───── Data entries
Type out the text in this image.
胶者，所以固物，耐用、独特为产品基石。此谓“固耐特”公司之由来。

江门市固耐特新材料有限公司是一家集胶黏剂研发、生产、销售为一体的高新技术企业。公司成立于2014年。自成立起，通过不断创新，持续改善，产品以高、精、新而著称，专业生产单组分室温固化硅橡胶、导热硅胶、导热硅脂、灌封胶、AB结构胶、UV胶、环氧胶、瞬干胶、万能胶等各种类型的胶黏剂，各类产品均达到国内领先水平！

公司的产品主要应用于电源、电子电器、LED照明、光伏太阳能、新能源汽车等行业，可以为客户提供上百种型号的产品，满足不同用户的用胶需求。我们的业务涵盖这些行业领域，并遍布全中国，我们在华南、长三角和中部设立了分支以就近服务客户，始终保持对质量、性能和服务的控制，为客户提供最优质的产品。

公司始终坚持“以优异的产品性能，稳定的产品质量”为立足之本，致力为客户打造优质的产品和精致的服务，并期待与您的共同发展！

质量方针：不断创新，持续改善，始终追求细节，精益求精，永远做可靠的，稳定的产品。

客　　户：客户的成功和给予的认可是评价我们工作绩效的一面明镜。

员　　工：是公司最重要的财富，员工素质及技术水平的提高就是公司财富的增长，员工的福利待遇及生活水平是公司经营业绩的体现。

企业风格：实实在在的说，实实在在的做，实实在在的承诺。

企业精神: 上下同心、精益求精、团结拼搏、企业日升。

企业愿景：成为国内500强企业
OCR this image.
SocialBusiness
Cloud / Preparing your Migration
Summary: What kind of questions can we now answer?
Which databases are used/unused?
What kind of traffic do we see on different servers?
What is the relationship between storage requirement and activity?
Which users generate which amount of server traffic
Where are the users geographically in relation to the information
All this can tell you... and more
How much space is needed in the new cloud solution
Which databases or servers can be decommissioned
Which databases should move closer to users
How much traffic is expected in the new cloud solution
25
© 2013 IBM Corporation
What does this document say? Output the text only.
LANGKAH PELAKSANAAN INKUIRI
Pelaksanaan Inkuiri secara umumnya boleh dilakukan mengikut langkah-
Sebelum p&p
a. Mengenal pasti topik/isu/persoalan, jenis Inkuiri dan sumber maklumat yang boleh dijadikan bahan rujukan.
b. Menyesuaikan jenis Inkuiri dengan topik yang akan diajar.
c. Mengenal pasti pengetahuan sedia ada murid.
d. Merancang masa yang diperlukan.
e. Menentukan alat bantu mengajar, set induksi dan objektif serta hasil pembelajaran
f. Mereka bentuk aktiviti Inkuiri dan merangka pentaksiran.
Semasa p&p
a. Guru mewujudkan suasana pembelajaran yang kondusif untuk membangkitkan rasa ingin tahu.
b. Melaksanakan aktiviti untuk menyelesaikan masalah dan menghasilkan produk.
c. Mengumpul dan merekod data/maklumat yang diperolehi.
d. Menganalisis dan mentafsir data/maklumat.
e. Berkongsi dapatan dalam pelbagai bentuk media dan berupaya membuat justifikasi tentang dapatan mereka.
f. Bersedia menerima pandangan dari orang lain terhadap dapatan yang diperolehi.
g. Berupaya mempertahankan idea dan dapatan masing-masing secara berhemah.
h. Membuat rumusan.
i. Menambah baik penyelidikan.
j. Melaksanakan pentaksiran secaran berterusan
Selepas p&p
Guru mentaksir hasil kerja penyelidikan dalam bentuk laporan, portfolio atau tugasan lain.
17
──────────
= Given task =
Print the material verbatim, all of it.

= The reply =
Type out the text in this image.
胶者，所以固物，耐用、独特为产品基石。此谓“固耐特”公司之由来。

江门市固耐特新材料有限公司是一家集胶黏剂研发、生产、销售为一体的高新技术企业。公司成立于2014年。自成立起，通过不断创新，持续改善，产品以高、精、新而著称，专业生产单组分室温固化硅橡胶、导热硅胶、导热硅脂、灌封胶、AB结构胶、UV胶、环氧胶、瞬干胶、万能胶等各种类型的胶黏剂，各类产品均达到国内领先水平！

公司的产品主要应用于电源、电子电器、LED照明、光伏太阳能、新能源汽车等行业，可以为客户提供上百种型号的产品，满足不同用户的用胶需求。我们的业务涵盖这些行业领域，并遍布全中国，我们在华南、长三角和中部设立了分支以就近服务客户，始终保持对质量、性能和服务的控制，为客户提供最优质的产品。

公司始终坚持“以优异的产品性能，稳定的产品质量”为立足之本，致力为客户打造优质的产品和精致的服务，并期待与您的共同发展！

质量方针：不断创新，持续改善，始终追求细节，精益求精，永远做可靠的，稳定的产品。

客　　户：客户的成功和给予的认可是评价我们工作绩效的一面明镜。

员　　工：是公司最重要的财富，员工素质及技术水平的提高就是公司财富的增长，员工的福利待遇及生活水平是公司经营业绩的体现。

企业风格：实实在在的说，实实在在的做，实实在在的承诺。

企业精神: 上下同心、精益求精、团结拼搏、企业日升。

企业愿景：成为国内500强企业
OCR this image.
SocialBusiness
Cloud / Preparing your Migration
Summary: What kind of questions can we now answer?
Which databases are used/unused?
What kind of traffic do we see on different servers?
What is the relationship between storage requirement and activity?
Which users generate which amount of server traffic
Where are the users geographically in relation to the information
All this can tell you... and more
How much space is needed in the new cloud solution
Which databases or servers can be decommissioned
Which databases should move closer to users
How much traffic is expected in the new cloud solution
25
© 2013 IBM Corporation
What does this document say? Output the text only.
LANGKAH PELAKSANAAN INKUIRI
Pelaksanaan Inkuiri secara umumnya boleh dilakukan mengikut langkah-
Sebelum p&p
a. Mengenal pasti topik/isu/persoalan, jenis Inkuiri dan sumber maklumat yang boleh dijadikan bahan rujukan.
b. Menyesuaikan jenis Inkuiri dengan topik yang akan diajar.
c. Mengenal pasti pengetahuan sedia ada murid.
d. Merancang masa yang diperlukan.
e. Menentukan alat bantu mengajar, set induksi dan objektif serta hasil pembelajaran
f. Mereka bentuk aktiviti Inkuiri dan merangka pentaksiran.
Semasa p&p
a. Guru mewujudkan suasana pembelajaran yang kondusif untuk membangkitkan rasa ingin tahu.
b. Melaksanakan aktiviti untuk menyelesaikan masalah dan menghasilkan produk.
c. Mengumpul dan merekod data/maklumat yang diperolehi.
d. Menganalisis dan mentafsir data/maklumat.
e. Berkongsi dapatan dalam pelbagai bentuk media dan berupaya membuat justifikasi tentang dapatan mereka.
f. Bersedia menerima pandangan dari orang lain terhadap dapatan yang diperolehi.
g. Berupaya mempertahankan idea dan dapatan masing-masing secara berhemah.
h. Membuat rumusan.
i. Menambah baik penyelidikan.
j. Melaksanakan pentaksiran secaran berterusan
Selepas p&p
Guru mentaksir hasil kerja penyelidikan dalam bentuk laporan, portfolio atau tugasan lain.
17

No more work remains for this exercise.